SHORT TASK. Could you print every record below exactly as it appears?
====== WORKING DATA
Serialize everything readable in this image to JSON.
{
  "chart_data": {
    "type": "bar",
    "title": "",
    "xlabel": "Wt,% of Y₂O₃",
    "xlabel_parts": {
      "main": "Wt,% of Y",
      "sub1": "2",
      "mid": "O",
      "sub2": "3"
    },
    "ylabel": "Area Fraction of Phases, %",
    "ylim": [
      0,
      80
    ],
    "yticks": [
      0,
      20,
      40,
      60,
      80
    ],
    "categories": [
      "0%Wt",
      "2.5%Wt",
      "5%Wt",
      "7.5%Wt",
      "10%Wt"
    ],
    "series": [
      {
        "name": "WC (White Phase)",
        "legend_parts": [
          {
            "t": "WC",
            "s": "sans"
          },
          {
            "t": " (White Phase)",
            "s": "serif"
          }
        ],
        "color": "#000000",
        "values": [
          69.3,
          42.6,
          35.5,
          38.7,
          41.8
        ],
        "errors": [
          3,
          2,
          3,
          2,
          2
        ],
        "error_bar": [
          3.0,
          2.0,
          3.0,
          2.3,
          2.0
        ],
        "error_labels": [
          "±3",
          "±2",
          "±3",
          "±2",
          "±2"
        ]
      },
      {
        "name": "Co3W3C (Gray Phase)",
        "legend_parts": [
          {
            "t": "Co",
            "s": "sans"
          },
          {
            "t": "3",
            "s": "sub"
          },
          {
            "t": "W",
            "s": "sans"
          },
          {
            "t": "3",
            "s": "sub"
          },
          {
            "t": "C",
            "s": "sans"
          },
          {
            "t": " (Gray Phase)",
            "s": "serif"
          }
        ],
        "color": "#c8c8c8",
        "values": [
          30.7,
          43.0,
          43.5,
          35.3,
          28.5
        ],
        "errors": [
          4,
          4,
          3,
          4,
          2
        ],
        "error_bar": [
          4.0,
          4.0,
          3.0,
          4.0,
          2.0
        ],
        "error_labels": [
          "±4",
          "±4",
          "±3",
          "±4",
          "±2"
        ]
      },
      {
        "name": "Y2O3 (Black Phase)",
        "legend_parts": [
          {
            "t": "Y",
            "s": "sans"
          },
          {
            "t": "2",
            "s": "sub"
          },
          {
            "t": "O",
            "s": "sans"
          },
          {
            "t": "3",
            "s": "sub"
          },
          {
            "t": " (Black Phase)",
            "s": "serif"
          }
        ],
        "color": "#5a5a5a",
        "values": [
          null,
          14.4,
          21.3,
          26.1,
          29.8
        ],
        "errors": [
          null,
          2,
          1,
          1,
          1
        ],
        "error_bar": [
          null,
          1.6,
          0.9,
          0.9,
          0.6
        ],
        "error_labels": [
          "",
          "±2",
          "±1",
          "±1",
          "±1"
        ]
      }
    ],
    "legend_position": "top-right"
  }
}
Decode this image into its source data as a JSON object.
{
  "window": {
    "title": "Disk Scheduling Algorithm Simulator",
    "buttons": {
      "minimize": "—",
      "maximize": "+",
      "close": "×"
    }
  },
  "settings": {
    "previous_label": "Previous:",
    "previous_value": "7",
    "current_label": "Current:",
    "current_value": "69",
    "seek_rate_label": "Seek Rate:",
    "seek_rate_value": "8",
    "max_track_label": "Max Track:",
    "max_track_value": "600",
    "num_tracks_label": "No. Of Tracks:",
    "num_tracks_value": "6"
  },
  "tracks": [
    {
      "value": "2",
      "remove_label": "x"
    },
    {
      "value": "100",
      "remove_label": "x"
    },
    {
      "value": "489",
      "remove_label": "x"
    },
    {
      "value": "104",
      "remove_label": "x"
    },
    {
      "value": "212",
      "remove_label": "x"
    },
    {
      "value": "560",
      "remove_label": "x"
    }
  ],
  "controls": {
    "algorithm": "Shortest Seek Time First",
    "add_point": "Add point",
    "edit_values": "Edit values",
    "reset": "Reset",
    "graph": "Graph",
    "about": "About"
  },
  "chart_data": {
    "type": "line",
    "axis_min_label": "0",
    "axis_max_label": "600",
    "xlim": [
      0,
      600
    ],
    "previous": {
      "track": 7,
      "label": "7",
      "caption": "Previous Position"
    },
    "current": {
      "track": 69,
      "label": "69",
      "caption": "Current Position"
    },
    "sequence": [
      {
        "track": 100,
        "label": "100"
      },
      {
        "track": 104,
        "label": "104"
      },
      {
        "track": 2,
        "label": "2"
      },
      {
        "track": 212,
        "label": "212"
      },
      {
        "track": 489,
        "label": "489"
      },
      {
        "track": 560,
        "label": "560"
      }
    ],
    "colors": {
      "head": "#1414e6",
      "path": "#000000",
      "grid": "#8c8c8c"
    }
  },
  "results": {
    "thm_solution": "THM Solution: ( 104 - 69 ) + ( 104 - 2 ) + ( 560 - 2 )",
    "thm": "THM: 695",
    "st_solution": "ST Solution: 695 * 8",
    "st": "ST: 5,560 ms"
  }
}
============
TASK ANSWER.
Serialize everything readable in this image to JSON.
{
  "chart_data": {
    "type": "bar",
    "title": "",
    "xlabel": "Wt,% of Y₂O₃",
    "xlabel_parts": {
      "main": "Wt,% of Y",
      "sub1": "2",
      "mid": "O",
      "sub2": "3"
    },
    "ylabel": "Area Fraction of Phases, %",
    "ylim": [
      0,
      80
    ],
    "yticks": [
      0,
      20,
      40,
      60,
      80
    ],
    "categories": [
      "0%Wt",
      "2.5%Wt",
      "5%Wt",
      "7.5%Wt",
      "10%Wt"
    ],
    "series": [
      {
        "name": "WC (White Phase)",
        "legend_parts": [
          {
            "t": "WC",
            "s": "sans"
          },
          {
            "t": " (White Phase)",
            "s": "serif"
          }
        ],
        "color": "#000000",
        "values": [
          69.3,
          42.6,
          35.5,
          38.7,
          41.8
        ],
        "errors": [
          3,
          2,
          3,
          2,
          2
        ],
        "error_bar": [
          3.0,
          2.0,
          3.0,
          2.3,
          2.0
        ],
        "error_labels": [
          "±3",
          "±2",
          "±3",
          "±2",
          "±2"
        ]
      },
      {
        "name": "Co3W3C (Gray Phase)",
        "legend_parts": [
          {
            "t": "Co",
            "s": "sans"
          },
          {
            "t": "3",
            "s": "sub"
          },
          {
            "t": "W",
            "s": "sans"
          },
          {
            "t": "3",
            "s": "sub"
          },
          {
            "t": "C",
            "s": "sans"
          },
          {
            "t": " (Gray Phase)",
            "s": "serif"
          }
        ],
        "color": "#c8c8c8",
        "values": [
          30.7,
          43.0,
          43.5,
          35.3,
          28.5
        ],
        "errors": [
          4,
          4,
          3,
          4,
          2
        ],
        "error_bar": [
          4.0,
          4.0,
          3.0,
          4.0,
          2.0
        ],
        "error_labels": [
          "±4",
          "±4",
          "±3",
          "±4",
          "±2"
        ]
      },
      {
        "name": "Y2O3 (Black Phase)",
        "legend_parts": [
          {
            "t": "Y",
            "s": "sans"
          },
          {
            "t": "2",
            "s": "sub"
          },
          {
            "t": "O",
            "s": "sans"
          },
          {
            "t": "3",
            "s": "sub"
          },
          {
            "t": " (Black Phase)",
            "s": "serif"
          }
        ],
        "color": "#5a5a5a",
        "values": [
          null,
          14.4,
          21.3,
          26.1,
          29.8
        ],
        "errors": [
          null,
          2,
          1,
          1,
          1
        ],
        "error_bar": [
          null,
          1.6,
          0.9,
          0.9,
          0.6
        ],
        "error_labels": [
          "",
          "±2",
          "±1",
          "±1",
          "±1"
        ]
      }
    ],
    "legend_position": "top-right"
  }
}
Decode this image into its source data as a JSON object.
{
  "window": {
    "title": "Disk Scheduling Algorithm Simulator",
    "buttons": {
      "minimize": "—",
      "maximize": "+",
      "close": "×"
    }
  },
  "settings": {
    "previous_label": "Previous:",
    "previous_value": "7",
    "current_label": "Current:",
    "current_value": "69",
    "seek_rate_label": "Seek Rate:",
    "seek_rate_value": "8",
    "max_track_label": "Max Track:",
    "max_track_value": "600",
    "num_tracks_label": "No. Of Tracks:",
    "num_tracks_value": "6"
  },
  "tracks": [
    {
      "value": "2",
      "remove_label": "x"
    },
    {
      "value": "100",
      "remove_label": "x"
    },
    {
      "value": "489",
      "remove_label": "x"
    },
    {
      "value": "104",
      "remove_label": "x"
    },
    {
      "value": "212",
      "remove_label": "x"
    },
    {
      "value": "560",
      "remove_label": "x"
    }
  ],
  "controls": {
    "algorithm": "Shortest Seek Time First",
    "add_point": "Add point",
    "edit_values": "Edit values",
    "reset": "Reset",
    "graph": "Graph",
    "about": "About"
  },
  "chart_data": {
    "type": "line",
    "axis_min_label": "0",
    "axis_max_label": "600",
    "xlim": [
      0,
      600
    ],
    "previous": {
      "track": 7,
      "label": "7",
      "caption": "Previous Position"
    },
    "current": {
      "track": 69,
      "label": "69",
      "caption": "Current Position"
    },
    "sequence": [
      {
        "track": 100,
        "label": "100"
      },
      {
        "track": 104,
        "label": "104"
      },
      {
        "track": 2,
        "label": "2"
      },
      {
        "track": 212,
        "label": "212"
      },
      {
        "track": 489,
        "label": "489"
      },
      {
        "track": 560,
        "label": "560"
      }
    ],
    "colors": {
      "head": "#1414e6",
      "path": "#000000",
      "grid": "#8c8c8c"
    }
  },
  "results": {
    "thm_solution": "THM Solution: ( 104 - 69 ) + ( 104 - 2 ) + ( 560 - 2 )",
    "thm": "THM: 695",
    "st_solution": "ST Solution: 695 * 8",
    "st": "ST: 5,560 ms"
  }
}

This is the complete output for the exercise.